[Written task] Copy the rows from the line with "y-tick-label: 15 (60, 407, 78, 420)" to the line with "point (234, 340, 250, 356)", renaming "y-tick-label" to "y-axis-tick" and changing nothing else.

((

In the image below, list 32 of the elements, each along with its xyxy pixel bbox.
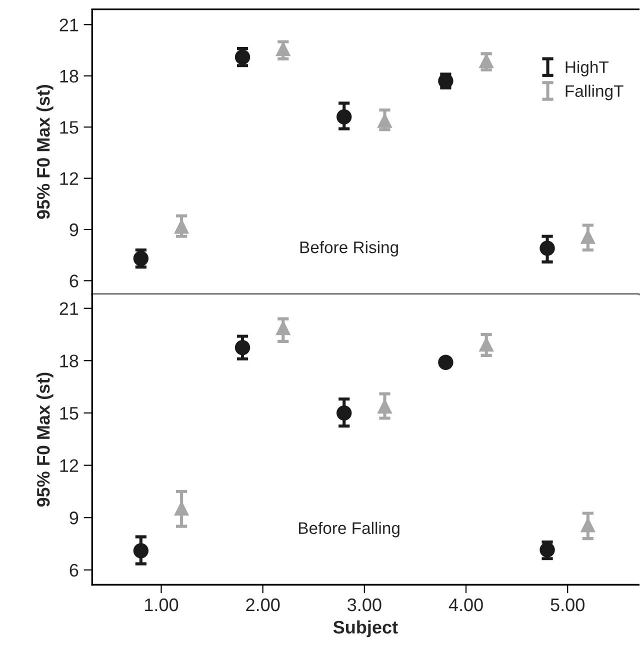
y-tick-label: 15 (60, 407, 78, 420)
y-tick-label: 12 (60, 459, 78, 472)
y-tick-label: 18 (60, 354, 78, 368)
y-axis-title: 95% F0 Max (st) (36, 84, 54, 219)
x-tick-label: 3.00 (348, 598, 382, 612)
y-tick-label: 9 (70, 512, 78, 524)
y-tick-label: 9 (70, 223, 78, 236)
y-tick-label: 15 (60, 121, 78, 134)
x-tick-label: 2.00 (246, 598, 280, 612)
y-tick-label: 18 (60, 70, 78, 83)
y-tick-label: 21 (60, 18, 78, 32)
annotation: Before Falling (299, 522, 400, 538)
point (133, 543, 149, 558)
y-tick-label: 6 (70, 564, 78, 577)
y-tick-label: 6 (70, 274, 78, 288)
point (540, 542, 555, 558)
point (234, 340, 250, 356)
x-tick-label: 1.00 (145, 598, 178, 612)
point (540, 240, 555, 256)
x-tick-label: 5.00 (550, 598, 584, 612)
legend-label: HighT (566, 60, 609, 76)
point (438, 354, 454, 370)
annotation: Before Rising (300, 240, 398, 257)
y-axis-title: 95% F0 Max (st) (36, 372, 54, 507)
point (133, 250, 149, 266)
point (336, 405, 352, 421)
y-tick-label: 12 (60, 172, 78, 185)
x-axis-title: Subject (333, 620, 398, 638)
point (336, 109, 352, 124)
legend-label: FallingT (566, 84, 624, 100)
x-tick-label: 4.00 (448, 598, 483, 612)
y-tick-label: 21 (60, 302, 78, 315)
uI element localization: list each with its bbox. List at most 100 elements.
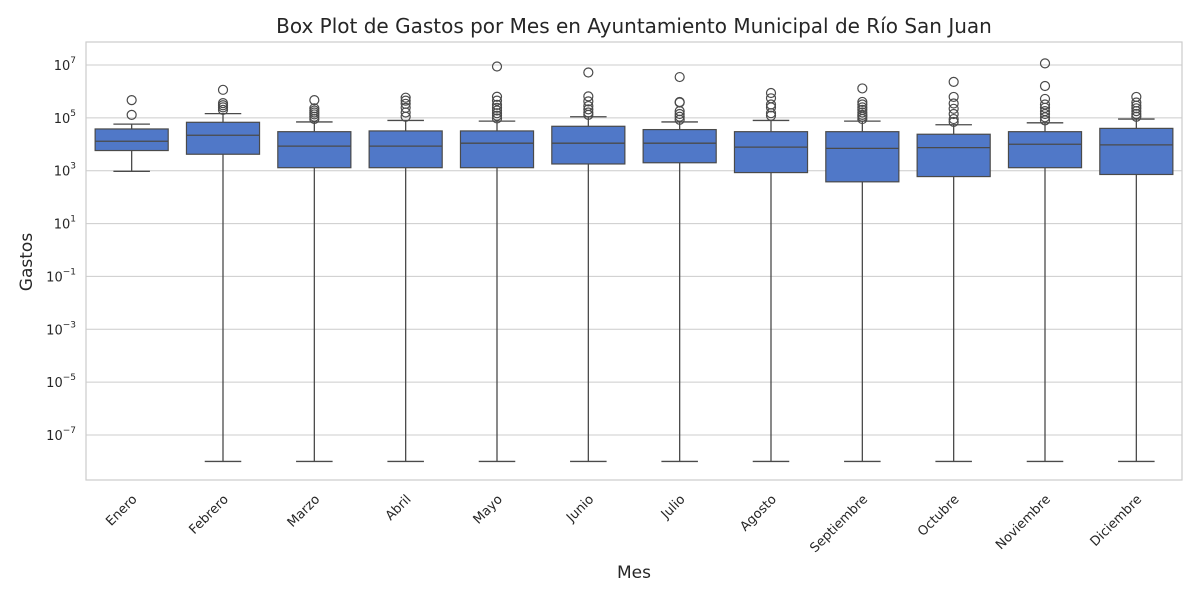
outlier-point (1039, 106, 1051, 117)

))

[Result below]
y-axis-tick: 15 (60, 407, 78, 420)
y-axis-tick: 12 (60, 459, 78, 472)
y-axis-tick: 18 (60, 354, 78, 368)
y-axis-title: 95% F0 Max (st) (36, 84, 54, 219)
x-tick-label: 3.00 (348, 598, 382, 612)
y-axis-tick: 9 (70, 512, 78, 524)
y-axis-tick: 9 (70, 223, 78, 236)
y-axis-tick: 15 (60, 121, 78, 134)
x-tick-label: 2.00 (246, 598, 280, 612)
y-axis-tick: 18 (60, 70, 78, 83)
y-axis-tick: 21 (60, 18, 78, 32)
annotation: Before Falling (299, 522, 400, 538)
point (133, 543, 149, 558)
y-axis-tick: 6 (70, 564, 78, 577)
y-axis-tick: 6 (70, 274, 78, 288)
point (540, 542, 555, 558)
point (234, 340, 250, 356)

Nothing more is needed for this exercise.